Nothing should be left out: output all of the entries exactly.
START Dataset content
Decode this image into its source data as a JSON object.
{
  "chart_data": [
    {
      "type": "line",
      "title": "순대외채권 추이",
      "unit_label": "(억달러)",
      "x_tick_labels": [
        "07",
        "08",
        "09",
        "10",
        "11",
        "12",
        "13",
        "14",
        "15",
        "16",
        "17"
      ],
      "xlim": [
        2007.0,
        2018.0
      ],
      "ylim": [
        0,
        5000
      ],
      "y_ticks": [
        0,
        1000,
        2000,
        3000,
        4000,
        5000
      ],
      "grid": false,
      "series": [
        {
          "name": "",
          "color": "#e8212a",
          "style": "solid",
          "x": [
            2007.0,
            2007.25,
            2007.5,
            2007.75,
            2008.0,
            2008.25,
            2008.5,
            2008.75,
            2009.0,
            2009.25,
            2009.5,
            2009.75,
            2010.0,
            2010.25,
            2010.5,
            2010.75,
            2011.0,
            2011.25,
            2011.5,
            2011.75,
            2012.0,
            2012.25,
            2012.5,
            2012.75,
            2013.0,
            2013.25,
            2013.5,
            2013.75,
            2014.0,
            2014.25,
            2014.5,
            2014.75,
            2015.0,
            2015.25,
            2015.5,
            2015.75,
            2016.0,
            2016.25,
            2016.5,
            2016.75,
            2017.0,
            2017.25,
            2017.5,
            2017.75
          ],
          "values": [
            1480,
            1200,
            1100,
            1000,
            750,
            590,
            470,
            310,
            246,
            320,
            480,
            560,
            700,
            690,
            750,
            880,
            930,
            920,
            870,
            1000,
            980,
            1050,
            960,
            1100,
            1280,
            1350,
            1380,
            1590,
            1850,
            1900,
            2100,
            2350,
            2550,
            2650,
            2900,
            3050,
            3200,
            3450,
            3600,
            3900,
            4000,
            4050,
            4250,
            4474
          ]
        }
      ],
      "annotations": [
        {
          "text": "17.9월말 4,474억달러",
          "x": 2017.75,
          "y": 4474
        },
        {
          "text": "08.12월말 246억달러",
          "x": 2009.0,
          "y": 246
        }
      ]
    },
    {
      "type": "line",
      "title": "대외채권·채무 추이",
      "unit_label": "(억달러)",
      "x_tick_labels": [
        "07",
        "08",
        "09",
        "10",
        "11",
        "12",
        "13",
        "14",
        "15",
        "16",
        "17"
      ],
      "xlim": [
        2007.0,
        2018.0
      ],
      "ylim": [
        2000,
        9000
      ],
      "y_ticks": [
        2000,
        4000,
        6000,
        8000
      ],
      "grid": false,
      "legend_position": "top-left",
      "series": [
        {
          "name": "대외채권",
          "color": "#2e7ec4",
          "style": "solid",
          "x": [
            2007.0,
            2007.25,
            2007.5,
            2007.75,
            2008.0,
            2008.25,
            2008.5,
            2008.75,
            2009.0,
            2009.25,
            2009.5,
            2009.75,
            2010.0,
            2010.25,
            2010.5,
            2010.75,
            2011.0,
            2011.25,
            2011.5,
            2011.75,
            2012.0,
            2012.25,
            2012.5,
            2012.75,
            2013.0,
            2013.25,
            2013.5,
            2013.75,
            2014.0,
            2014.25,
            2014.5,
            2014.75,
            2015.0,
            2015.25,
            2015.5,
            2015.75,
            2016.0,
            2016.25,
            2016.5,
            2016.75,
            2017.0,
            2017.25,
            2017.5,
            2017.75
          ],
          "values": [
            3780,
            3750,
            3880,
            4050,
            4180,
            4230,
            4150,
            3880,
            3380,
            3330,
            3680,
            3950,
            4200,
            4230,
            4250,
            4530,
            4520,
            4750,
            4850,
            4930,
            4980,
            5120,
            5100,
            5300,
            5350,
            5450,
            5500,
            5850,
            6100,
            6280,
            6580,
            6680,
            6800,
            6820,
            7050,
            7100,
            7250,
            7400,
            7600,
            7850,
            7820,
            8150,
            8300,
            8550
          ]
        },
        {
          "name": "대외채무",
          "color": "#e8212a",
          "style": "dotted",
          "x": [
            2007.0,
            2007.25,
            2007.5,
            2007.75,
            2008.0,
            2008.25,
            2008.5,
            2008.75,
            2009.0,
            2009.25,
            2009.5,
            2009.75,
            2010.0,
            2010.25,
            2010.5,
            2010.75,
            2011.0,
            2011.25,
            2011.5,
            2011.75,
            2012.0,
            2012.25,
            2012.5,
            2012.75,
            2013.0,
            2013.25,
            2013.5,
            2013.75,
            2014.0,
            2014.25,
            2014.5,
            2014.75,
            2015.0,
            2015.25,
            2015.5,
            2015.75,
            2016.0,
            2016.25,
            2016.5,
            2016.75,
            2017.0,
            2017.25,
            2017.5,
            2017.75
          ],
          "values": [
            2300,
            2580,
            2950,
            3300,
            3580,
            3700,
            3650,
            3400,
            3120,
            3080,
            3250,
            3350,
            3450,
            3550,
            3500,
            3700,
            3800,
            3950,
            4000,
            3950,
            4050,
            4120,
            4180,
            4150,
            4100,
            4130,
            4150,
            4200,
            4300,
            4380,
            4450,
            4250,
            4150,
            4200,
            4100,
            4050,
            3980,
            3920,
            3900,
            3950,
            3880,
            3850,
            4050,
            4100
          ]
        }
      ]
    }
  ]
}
END Dataset content
Solution to this problem.
Decode this image into its source data as a JSON object.
{
  "chart_data": [
    {
      "type": "line",
      "title": "순대외채권 추이",
      "unit_label": "(억달러)",
      "x_tick_labels": [
        "07",
        "08",
        "09",
        "10",
        "11",
        "12",
        "13",
        "14",
        "15",
        "16",
        "17"
      ],
      "xlim": [
        2007.0,
        2018.0
      ],
      "ylim": [
        0,
        5000
      ],
      "y_ticks": [
        0,
        1000,
        2000,
        3000,
        4000,
        5000
      ],
      "grid": false,
      "series": [
        {
          "name": "",
          "color": "#e8212a",
          "style": "solid",
          "x": [
            2007.0,
            2007.25,
            2007.5,
            2007.75,
            2008.0,
            2008.25,
            2008.5,
            2008.75,
            2009.0,
            2009.25,
            2009.5,
            2009.75,
            2010.0,
            2010.25,
            2010.5,
            2010.75,
            2011.0,
            2011.25,
            2011.5,
            2011.75,
            2012.0,
            2012.25,
            2012.5,
            2012.75,
            2013.0,
            2013.25,
            2013.5,
            2013.75,
            2014.0,
            2014.25,
            2014.5,
            2014.75,
            2015.0,
            2015.25,
            2015.5,
            2015.75,
            2016.0,
            2016.25,
            2016.5,
            2016.75,
            2017.0,
            2017.25,
            2017.5,
            2017.75
          ],
          "values": [
            1480,
            1200,
            1100,
            1000,
            750,
            590,
            470,
            310,
            246,
            320,
            480,
            560,
            700,
            690,
            750,
            880,
            930,
            920,
            870,
            1000,
            980,
            1050,
            960,
            1100,
            1280,
            1350,
            1380,
            1590,
            1850,
            1900,
            2100,
            2350,
            2550,
            2650,
            2900,
            3050,
            3200,
            3450,
            3600,
            3900,
            4000,
            4050,
            4250,
            4474
          ]
        }
      ],
      "annotations": [
        {
          "text": "17.9월말 4,474억달러",
          "x": 2017.75,
          "y": 4474
        },
        {
          "text": "08.12월말 246억달러",
          "x": 2009.0,
          "y": 246
        }
      ]
    },
    {
      "type": "line",
      "title": "대외채권·채무 추이",
      "unit_label": "(억달러)",
      "x_tick_labels": [
        "07",
        "08",
        "09",
        "10",
        "11",
        "12",
        "13",
        "14",
        "15",
        "16",
        "17"
      ],
      "xlim": [
        2007.0,
        2018.0
      ],
      "ylim": [
        2000,
        9000
      ],
      "y_ticks": [
        2000,
        4000,
        6000,
        8000
      ],
      "grid": false,
      "legend_position": "top-left",
      "series": [
        {
          "name": "대외채권",
          "color": "#2e7ec4",
          "style": "solid",
          "x": [
            2007.0,
            2007.25,
            2007.5,
            2007.75,
            2008.0,
            2008.25,
            2008.5,
            2008.75,
            2009.0,
            2009.25,
            2009.5,
            2009.75,
            2010.0,
            2010.25,
            2010.5,
            2010.75,
            2011.0,
            2011.25,
            2011.5,
            2011.75,
            2012.0,
            2012.25,
            2012.5,
            2012.75,
            2013.0,
            2013.25,
            2013.5,
            2013.75,
            2014.0,
            2014.25,
            2014.5,
            2014.75,
            2015.0,
            2015.25,
            2015.5,
            2015.75,
            2016.0,
            2016.25,
            2016.5,
            2016.75,
            2017.0,
            2017.25,
            2017.5,
            2017.75
          ],
          "values": [
            3780,
            3750,
            3880,
            4050,
            4180,
            4230,
            4150,
            3880,
            3380,
            3330,
            3680,
            3950,
            4200,
            4230,
            4250,
            4530,
            4520,
            4750,
            4850,
            4930,
            4980,
            5120,
            5100,
            5300,
            5350,
            5450,
            5500,
            5850,
            6100,
            6280,
            6580,
            6680,
            6800,
            6820,
            7050,
            7100,
            7250,
            7400,
            7600,
            7850,
            7820,
            8150,
            8300,
            8550
          ]
        },
        {
          "name": "대외채무",
          "color": "#e8212a",
          "style": "dotted",
          "x": [
            2007.0,
            2007.25,
            2007.5,
            2007.75,
            2008.0,
            2008.25,
            2008.5,
            2008.75,
            2009.0,
            2009.25,
            2009.5,
            2009.75,
            2010.0,
            2010.25,
            2010.5,
            2010.75,
            2011.0,
            2011.25,
            2011.5,
            2011.75,
            2012.0,
            2012.25,
            2012.5,
            2012.75,
            2013.0,
            2013.25,
            2013.5,
            2013.75,
            2014.0,
            2014.25,
            2014.5,
            2014.75,
            2015.0,
            2015.25,
            2015.5,
            2015.75,
            2016.0,
            2016.25,
            2016.5,
            2016.75,
            2017.0,
            2017.25,
            2017.5,
            2017.75
          ],
          "values": [
            2300,
            2580,
            2950,
            3300,
            3580,
            3700,
            3650,
            3400,
            3120,
            3080,
            3250,
            3350,
            3450,
            3550,
            3500,
            3700,
            3800,
            3950,
            4000,
            3950,
            4050,
            4120,
            4180,
            4150,
            4100,
            4130,
            4150,
            4200,
            4300,
            4380,
            4450,
            4250,
            4150,
            4200,
            4100,
            4050,
            3980,
            3920,
            3900,
            3950,
            3880,
            3850,
            4050,
            4100
          ]
        }
      ]
    }
  ]
}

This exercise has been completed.